→ **What is asked**
Write out, word for word, only the lines from the one containing "Transcribe this image's" through the final line of the data.

(Stored items from a collection)
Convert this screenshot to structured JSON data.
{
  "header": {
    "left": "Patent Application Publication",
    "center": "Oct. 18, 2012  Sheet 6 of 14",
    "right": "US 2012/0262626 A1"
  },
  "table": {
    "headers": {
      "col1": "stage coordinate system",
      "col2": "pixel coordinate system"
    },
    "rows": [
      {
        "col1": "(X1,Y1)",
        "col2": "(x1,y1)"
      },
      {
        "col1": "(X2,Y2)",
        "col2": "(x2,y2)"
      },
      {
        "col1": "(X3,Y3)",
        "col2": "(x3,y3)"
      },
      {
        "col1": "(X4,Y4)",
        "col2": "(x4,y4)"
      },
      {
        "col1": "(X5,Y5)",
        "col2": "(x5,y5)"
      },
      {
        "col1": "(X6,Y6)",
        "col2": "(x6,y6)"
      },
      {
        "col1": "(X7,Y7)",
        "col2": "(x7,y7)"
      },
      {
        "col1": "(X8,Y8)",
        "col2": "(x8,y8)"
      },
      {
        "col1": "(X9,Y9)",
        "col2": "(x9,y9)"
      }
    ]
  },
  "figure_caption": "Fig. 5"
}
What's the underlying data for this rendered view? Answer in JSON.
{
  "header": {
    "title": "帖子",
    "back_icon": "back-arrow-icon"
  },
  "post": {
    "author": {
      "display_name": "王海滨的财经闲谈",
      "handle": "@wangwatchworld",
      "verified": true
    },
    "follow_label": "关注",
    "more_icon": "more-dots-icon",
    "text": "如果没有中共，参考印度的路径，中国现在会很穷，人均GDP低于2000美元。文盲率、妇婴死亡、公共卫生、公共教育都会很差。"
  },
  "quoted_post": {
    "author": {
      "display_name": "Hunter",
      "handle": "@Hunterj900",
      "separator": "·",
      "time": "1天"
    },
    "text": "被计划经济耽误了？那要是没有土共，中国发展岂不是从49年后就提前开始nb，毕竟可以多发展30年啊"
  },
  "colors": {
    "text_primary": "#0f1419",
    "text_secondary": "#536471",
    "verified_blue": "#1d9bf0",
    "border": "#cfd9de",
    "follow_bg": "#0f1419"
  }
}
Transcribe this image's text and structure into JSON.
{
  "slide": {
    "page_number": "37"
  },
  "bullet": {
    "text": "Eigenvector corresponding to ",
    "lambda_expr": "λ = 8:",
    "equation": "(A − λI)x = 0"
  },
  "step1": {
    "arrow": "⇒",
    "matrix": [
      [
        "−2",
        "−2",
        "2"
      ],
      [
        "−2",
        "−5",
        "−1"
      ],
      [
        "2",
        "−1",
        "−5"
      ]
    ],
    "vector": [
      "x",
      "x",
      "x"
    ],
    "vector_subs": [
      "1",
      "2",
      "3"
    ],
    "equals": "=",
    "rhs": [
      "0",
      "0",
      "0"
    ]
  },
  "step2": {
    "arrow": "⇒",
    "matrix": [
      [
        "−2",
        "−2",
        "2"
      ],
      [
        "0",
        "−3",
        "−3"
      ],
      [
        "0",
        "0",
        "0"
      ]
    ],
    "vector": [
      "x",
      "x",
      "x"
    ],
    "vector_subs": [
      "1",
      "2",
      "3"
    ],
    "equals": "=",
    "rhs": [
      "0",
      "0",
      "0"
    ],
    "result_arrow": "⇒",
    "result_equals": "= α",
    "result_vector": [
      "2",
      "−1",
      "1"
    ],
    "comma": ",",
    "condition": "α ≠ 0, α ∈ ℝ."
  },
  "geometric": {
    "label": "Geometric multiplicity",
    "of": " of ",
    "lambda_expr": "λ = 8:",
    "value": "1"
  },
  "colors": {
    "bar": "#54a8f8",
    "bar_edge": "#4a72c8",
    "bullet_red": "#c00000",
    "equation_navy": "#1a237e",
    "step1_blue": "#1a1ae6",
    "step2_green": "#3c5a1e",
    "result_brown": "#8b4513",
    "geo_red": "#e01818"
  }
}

→ **The solution**
Transcribe this image's text and structure into JSON.
{
  "slide": {
    "page_number": "37"
  },
  "bullet": {
    "text": "Eigenvector corresponding to ",
    "lambda_expr": "λ = 8:",
    "equation": "(A − λI)x = 0"
  },
  "step1": {
    "arrow": "⇒",
    "matrix": [
      [
        "−2",
        "−2",
        "2"
      ],
      [
        "−2",
        "−5",
        "−1"
      ],
      [
        "2",
        "−1",
        "−5"
      ]
    ],
    "vector": [
      "x",
      "x",
      "x"
    ],
    "vector_subs": [
      "1",
      "2",
      "3"
    ],
    "equals": "=",
    "rhs": [
      "0",
      "0",
      "0"
    ]
  },
  "step2": {
    "arrow": "⇒",
    "matrix": [
      [
        "−2",
        "−2",
        "2"
      ],
      [
        "0",
        "−3",
        "−3"
      ],
      [
        "0",
        "0",
        "0"
      ]
    ],
    "vector": [
      "x",
      "x",
      "x"
    ],
    "vector_subs": [
      "1",
      "2",
      "3"
    ],
    "equals": "=",
    "rhs": [
      "0",
      "0",
      "0"
    ],
    "result_arrow": "⇒",
    "result_equals": "= α",
    "result_vector": [
      "2",
      "−1",
      "1"
    ],
    "comma": ",",
    "condition": "α ≠ 0, α ∈ ℝ."
  },
  "geometric": {
    "label": "Geometric multiplicity",
    "of": " of ",
    "lambda_expr": "λ = 8:",
    "value": "1"
  },
  "colors": {
    "bar": "#54a8f8",
    "bar_edge": "#4a72c8",
    "bullet_red": "#c00000",
    "equation_navy": "#1a237e",
    "step1_blue": "#1a1ae6",
    "step2_green": "#3c5a1e",
    "result_brown": "#8b4513",
    "geo_red": "#e01818"
  }
}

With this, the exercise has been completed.